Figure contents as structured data
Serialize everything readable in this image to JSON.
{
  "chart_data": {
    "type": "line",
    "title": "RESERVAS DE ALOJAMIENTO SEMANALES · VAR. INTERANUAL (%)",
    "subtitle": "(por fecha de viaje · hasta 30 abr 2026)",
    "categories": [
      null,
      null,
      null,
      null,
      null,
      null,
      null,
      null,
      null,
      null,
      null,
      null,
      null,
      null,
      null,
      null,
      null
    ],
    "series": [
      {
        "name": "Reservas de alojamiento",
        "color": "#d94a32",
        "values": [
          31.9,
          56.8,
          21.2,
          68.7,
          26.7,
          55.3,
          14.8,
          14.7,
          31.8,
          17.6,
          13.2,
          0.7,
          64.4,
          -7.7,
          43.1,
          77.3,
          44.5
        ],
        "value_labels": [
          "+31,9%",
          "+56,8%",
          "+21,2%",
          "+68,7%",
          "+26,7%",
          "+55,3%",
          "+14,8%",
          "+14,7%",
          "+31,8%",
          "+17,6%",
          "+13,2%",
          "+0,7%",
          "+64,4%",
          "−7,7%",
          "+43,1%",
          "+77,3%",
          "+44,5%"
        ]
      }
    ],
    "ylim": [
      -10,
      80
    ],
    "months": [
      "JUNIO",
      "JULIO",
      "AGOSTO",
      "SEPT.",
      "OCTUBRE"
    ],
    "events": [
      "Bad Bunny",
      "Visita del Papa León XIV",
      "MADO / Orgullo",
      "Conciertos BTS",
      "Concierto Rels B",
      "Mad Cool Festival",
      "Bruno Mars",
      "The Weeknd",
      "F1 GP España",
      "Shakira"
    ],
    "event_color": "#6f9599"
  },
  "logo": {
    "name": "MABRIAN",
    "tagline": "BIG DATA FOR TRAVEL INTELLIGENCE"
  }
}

...

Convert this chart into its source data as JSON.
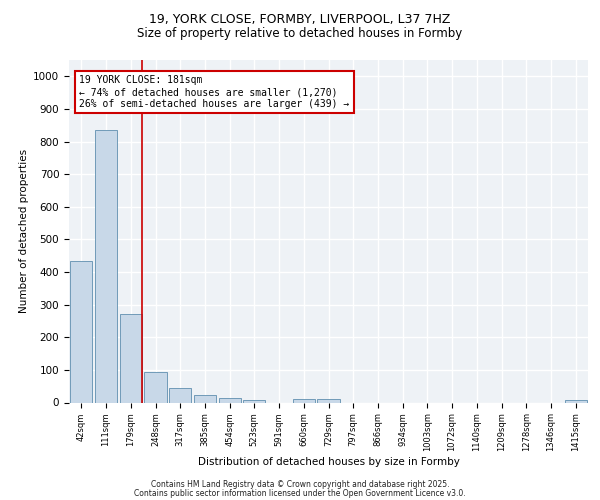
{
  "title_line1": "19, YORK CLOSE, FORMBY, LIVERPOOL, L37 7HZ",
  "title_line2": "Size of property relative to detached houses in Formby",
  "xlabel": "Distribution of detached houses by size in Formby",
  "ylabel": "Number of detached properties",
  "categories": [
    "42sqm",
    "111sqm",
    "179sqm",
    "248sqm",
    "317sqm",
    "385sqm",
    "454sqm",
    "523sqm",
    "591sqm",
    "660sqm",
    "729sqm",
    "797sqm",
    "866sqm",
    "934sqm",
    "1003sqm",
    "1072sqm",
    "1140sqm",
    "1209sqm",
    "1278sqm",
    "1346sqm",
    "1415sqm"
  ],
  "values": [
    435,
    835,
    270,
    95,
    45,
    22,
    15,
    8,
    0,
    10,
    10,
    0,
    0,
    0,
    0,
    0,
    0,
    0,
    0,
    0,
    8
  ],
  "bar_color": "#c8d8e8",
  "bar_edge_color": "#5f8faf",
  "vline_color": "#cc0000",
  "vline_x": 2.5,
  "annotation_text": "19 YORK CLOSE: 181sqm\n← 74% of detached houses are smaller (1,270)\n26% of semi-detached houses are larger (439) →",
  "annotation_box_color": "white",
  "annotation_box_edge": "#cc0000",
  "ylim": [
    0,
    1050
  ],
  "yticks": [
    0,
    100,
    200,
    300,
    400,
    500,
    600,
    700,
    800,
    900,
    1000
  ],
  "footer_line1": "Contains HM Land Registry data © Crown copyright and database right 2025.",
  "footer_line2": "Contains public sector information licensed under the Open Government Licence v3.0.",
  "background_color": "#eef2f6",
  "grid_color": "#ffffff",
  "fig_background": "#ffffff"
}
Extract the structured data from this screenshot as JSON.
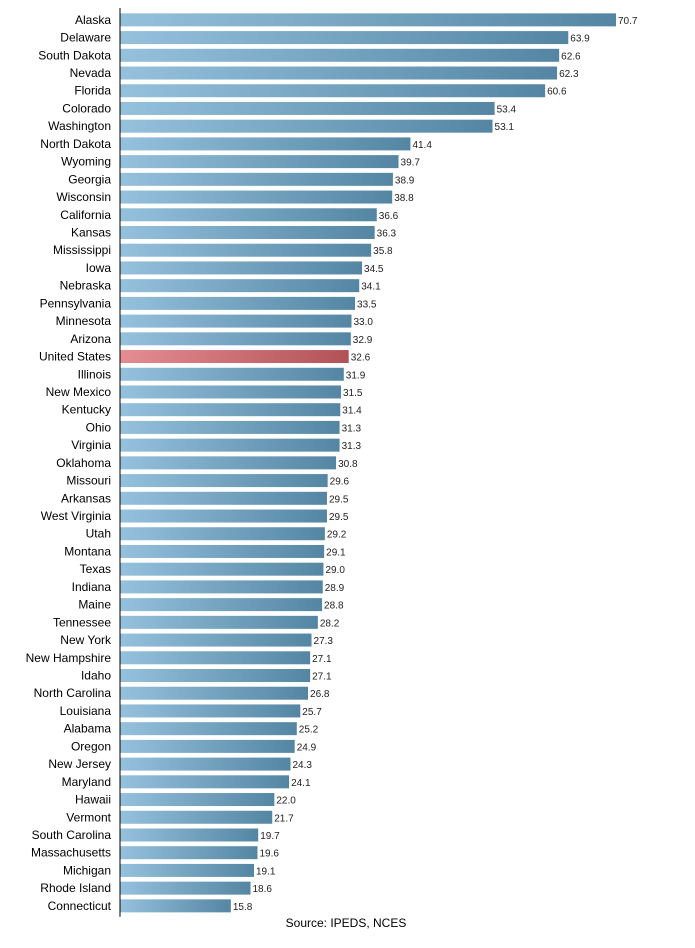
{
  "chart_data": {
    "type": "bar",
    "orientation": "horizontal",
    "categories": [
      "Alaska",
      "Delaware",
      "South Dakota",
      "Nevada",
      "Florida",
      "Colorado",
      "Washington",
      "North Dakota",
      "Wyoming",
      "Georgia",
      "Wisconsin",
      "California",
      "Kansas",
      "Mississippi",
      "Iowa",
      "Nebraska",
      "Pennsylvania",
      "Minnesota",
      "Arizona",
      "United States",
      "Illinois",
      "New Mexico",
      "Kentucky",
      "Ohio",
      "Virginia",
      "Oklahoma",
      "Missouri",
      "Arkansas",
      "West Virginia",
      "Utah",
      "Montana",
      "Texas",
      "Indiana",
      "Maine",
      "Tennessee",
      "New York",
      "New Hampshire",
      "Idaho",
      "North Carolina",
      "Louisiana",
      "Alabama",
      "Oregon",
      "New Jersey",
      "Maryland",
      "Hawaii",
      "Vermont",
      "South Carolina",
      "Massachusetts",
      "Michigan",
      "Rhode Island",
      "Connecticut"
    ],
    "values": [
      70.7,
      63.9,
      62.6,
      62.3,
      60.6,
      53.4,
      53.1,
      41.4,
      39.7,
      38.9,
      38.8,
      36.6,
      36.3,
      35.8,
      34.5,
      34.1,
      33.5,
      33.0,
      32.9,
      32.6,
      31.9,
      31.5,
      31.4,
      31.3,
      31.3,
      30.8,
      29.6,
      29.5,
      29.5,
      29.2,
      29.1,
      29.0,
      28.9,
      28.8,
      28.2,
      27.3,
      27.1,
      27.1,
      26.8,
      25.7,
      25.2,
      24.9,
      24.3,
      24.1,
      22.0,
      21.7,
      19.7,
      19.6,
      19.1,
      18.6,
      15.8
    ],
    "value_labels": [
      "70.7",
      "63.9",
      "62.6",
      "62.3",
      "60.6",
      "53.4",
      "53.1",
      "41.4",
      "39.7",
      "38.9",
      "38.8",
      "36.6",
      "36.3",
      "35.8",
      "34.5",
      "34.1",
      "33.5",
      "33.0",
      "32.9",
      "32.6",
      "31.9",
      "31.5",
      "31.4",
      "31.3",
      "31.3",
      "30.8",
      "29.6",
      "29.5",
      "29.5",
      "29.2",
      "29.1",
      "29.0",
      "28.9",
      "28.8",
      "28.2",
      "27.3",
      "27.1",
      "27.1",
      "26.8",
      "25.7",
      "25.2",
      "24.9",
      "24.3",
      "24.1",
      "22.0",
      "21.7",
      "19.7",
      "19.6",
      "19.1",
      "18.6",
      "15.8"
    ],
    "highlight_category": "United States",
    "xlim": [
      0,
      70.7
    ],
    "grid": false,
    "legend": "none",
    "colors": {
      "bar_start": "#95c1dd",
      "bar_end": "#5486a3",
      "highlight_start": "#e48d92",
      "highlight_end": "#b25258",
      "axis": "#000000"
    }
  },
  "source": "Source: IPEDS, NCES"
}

* * *

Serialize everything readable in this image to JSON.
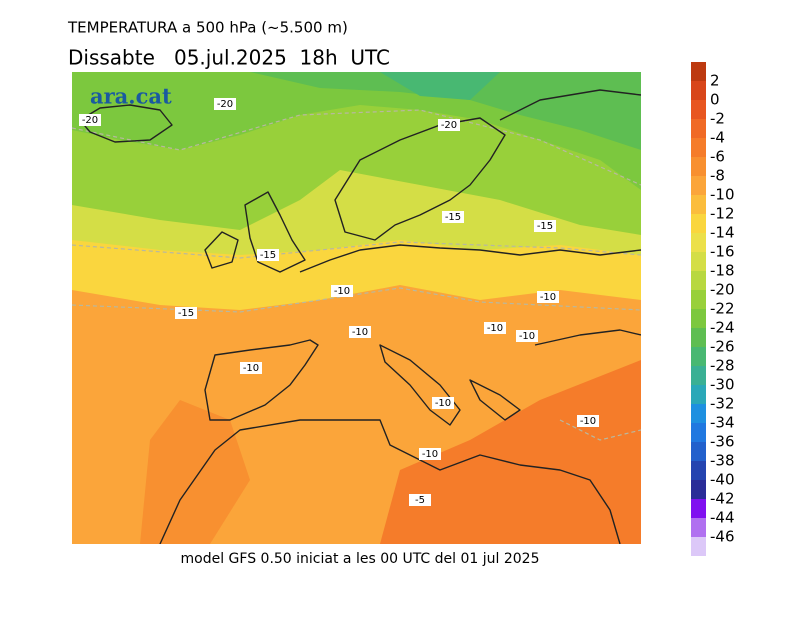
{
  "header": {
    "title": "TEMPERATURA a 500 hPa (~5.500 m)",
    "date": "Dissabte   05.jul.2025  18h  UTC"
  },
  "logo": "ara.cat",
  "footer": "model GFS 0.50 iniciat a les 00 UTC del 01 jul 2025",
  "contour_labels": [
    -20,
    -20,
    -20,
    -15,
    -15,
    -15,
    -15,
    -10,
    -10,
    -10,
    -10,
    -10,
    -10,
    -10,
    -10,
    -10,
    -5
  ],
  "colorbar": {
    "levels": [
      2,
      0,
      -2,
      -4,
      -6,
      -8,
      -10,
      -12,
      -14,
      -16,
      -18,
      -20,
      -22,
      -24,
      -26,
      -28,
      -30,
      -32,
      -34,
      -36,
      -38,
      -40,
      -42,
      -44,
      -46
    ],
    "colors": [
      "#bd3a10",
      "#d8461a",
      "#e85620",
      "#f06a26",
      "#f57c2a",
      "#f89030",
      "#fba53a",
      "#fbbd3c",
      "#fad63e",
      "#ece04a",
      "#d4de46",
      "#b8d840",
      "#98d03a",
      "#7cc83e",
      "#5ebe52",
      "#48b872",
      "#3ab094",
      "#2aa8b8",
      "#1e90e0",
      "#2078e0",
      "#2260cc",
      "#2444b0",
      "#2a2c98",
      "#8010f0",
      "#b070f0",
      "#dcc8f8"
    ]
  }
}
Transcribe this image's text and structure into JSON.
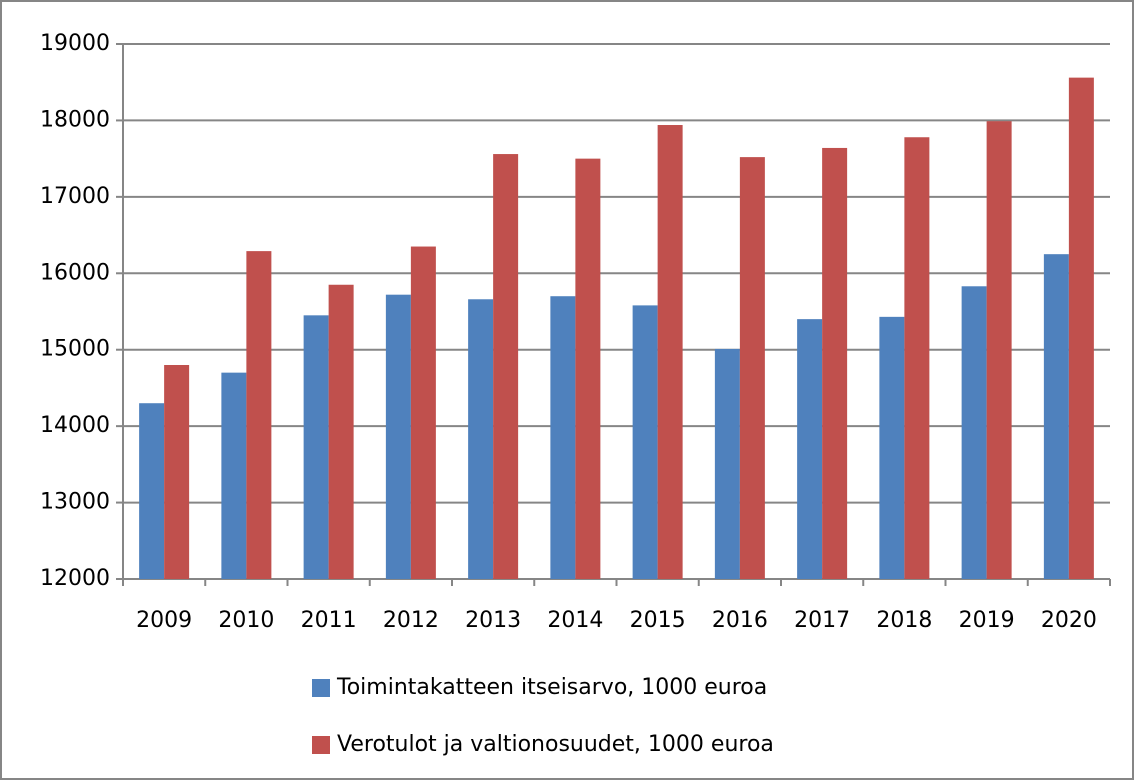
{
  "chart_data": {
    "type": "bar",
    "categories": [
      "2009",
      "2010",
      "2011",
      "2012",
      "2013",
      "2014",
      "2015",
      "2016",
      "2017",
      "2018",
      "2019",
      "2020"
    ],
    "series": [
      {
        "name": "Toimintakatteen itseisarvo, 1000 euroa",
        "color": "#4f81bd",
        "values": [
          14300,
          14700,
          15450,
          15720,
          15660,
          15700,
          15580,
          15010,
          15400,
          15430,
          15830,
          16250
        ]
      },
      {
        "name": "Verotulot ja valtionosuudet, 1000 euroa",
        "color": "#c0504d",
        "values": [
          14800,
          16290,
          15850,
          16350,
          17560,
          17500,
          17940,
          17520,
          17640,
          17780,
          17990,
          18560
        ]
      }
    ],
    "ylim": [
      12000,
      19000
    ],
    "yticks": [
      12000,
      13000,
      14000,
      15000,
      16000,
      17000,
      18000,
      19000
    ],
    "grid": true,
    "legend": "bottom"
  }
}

SHORT EXERCISE
Pick out every line above that holds the word "name" and copy it.

RESPONSE FOR THIS EXERCISE
        "name": "Reservas de alojamiento",
    "name": "MABRIAN",
        "name": "Toimintakatteen itseisarvo, 1000 euroa",
        "name": "Verotulot ja valtionosuudet, 1000 euroa",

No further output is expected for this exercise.